WHAT TO DO: Report how many lines below contain the word "键返回上一级菜单", and give only that number.

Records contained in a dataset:
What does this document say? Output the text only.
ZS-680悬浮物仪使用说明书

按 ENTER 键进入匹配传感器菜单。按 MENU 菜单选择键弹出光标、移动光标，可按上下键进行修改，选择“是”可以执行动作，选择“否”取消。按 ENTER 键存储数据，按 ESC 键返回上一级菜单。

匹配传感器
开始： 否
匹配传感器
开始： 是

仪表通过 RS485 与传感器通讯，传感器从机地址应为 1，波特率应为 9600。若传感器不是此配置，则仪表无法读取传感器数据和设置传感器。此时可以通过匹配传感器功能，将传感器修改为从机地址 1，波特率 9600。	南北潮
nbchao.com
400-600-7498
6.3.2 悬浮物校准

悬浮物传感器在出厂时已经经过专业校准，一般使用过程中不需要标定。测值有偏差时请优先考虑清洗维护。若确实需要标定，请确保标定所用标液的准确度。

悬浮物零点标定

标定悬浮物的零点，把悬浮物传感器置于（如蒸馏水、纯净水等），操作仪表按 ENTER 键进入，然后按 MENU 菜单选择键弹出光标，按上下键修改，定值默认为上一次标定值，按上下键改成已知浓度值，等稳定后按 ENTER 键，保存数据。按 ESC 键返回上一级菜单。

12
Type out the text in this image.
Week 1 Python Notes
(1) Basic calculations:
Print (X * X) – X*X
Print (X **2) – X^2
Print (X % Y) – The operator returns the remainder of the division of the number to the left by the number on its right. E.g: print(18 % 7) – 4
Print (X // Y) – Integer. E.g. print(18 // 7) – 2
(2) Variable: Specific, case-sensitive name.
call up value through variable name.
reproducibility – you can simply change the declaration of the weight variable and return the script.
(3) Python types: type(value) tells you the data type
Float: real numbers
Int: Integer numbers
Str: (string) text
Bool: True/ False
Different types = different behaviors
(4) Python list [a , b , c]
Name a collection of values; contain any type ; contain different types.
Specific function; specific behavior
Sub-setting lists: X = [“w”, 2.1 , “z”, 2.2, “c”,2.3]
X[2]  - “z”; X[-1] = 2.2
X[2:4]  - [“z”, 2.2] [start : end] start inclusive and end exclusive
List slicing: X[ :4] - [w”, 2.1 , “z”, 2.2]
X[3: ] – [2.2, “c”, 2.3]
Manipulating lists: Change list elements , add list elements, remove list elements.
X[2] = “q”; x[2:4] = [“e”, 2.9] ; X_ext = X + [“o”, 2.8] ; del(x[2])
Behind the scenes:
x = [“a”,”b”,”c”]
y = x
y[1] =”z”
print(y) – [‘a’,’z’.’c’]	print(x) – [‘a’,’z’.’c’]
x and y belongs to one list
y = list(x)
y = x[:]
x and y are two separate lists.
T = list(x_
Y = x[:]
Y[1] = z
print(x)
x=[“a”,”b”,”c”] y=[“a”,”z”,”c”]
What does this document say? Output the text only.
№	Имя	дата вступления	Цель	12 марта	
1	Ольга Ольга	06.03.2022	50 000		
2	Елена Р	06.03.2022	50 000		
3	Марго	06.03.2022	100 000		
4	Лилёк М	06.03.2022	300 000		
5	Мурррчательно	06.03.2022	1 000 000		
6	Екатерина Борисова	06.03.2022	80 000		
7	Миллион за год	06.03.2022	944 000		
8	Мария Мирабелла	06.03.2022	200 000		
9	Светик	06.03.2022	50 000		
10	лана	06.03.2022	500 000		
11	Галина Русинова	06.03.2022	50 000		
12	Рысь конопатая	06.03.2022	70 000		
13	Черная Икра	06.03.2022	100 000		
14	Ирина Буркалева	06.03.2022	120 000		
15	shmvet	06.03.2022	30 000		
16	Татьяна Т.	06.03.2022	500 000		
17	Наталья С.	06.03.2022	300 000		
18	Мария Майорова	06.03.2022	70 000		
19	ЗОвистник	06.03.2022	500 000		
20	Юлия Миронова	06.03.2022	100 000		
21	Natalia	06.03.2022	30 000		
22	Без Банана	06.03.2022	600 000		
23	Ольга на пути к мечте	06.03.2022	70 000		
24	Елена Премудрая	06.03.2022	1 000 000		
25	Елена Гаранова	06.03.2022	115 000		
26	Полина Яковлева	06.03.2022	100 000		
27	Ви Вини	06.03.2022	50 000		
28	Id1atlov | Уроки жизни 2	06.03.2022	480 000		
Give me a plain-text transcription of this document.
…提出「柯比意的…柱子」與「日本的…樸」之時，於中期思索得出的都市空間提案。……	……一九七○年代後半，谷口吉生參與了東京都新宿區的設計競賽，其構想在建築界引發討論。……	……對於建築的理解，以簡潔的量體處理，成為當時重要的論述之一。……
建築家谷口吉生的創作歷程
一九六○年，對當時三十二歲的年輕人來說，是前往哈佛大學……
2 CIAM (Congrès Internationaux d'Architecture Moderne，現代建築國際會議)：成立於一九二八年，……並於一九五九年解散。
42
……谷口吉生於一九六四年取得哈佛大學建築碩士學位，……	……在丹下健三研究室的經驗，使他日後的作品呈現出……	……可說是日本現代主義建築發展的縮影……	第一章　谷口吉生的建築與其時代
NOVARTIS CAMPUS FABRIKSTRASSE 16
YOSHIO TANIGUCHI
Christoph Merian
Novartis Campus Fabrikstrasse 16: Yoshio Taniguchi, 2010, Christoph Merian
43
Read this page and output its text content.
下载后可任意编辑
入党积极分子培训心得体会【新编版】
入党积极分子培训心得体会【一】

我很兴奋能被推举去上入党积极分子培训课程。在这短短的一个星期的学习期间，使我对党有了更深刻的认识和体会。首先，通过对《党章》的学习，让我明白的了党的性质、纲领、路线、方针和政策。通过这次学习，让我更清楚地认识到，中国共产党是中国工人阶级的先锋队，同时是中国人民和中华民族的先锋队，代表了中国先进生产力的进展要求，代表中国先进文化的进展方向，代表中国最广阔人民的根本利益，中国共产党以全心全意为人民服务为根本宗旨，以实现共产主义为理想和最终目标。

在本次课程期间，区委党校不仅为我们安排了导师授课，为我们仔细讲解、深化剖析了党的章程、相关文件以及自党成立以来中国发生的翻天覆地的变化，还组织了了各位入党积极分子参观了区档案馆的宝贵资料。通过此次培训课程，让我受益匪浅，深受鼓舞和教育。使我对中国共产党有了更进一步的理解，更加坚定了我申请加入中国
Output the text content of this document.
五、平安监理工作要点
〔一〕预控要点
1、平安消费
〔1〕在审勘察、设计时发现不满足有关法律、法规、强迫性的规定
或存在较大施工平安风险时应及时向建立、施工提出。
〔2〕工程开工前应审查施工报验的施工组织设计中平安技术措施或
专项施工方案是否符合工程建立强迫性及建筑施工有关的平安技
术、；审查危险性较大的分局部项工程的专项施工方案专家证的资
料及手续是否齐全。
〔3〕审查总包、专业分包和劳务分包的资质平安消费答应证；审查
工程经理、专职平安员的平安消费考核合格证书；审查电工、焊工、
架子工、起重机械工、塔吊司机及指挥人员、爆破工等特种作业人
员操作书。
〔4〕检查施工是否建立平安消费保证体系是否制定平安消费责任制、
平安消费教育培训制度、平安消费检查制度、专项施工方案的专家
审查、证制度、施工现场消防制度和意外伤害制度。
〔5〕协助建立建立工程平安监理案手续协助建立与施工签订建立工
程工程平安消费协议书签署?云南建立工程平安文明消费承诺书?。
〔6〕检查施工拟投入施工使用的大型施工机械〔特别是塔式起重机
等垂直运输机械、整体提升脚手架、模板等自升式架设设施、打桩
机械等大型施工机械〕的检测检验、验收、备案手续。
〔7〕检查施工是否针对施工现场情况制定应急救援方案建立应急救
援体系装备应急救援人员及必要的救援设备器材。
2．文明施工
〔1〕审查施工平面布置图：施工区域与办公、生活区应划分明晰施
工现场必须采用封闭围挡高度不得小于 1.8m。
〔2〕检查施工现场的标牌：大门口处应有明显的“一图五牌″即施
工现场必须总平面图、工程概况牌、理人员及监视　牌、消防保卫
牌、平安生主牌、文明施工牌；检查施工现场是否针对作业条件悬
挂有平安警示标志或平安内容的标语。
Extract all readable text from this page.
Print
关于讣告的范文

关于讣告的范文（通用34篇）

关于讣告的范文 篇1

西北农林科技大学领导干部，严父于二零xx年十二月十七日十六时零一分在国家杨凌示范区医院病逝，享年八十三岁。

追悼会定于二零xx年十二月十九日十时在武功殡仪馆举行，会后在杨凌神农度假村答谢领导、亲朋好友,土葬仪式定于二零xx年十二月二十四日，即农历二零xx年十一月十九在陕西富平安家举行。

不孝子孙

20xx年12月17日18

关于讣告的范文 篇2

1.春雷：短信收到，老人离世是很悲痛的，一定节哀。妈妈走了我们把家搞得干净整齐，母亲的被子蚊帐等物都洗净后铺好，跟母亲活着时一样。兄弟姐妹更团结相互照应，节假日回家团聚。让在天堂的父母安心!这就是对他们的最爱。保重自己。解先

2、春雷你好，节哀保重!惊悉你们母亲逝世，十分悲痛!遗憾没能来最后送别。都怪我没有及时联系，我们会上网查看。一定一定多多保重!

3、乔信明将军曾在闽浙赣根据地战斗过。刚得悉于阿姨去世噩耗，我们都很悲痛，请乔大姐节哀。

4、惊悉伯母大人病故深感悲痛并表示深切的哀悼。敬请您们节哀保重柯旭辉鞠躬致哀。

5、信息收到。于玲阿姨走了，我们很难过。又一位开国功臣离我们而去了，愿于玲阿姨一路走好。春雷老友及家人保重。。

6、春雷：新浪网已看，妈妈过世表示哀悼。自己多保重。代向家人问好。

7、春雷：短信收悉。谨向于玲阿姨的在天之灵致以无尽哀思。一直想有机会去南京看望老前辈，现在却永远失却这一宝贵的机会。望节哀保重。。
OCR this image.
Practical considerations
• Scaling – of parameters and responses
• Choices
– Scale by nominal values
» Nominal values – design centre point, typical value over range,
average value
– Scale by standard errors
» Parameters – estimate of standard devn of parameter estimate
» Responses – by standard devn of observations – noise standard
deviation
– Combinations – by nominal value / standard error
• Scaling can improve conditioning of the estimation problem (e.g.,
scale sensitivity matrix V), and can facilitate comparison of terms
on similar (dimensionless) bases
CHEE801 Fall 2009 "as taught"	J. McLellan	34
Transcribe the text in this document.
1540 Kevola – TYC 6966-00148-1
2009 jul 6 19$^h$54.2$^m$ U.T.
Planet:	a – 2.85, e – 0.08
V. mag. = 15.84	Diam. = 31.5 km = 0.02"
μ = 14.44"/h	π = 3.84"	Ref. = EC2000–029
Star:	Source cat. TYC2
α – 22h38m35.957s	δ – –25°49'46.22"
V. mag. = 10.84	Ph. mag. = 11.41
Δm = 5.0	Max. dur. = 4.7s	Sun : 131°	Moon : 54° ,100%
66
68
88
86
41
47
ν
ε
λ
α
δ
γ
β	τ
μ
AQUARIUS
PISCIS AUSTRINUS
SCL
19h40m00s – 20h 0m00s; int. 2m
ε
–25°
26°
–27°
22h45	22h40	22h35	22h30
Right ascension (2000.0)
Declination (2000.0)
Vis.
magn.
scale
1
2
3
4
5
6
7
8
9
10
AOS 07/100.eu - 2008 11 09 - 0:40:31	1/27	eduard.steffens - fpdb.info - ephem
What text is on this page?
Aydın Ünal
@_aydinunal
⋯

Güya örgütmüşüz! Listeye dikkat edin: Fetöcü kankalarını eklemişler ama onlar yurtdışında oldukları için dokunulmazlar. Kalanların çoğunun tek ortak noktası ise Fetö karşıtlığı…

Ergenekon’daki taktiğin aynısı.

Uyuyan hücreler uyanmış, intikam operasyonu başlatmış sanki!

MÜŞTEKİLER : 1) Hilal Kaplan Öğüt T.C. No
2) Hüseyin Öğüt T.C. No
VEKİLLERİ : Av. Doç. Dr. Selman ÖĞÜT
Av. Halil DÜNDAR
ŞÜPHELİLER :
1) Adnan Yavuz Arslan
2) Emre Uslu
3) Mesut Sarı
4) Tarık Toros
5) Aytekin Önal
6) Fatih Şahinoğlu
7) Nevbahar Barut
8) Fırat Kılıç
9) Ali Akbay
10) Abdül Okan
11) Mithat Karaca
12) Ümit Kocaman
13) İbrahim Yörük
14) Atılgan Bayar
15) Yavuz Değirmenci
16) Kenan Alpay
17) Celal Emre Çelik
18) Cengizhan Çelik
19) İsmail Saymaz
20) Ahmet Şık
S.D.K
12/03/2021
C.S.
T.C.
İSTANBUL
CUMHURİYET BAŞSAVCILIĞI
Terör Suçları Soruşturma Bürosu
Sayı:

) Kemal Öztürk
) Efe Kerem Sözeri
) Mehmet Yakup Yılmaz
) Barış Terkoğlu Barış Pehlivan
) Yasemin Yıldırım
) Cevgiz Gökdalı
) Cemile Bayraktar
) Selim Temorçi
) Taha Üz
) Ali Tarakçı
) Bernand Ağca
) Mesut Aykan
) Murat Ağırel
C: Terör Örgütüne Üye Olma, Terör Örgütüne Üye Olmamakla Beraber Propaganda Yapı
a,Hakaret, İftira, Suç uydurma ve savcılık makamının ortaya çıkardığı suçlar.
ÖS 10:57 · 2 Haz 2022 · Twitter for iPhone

WRITTEN SOLUTION: 2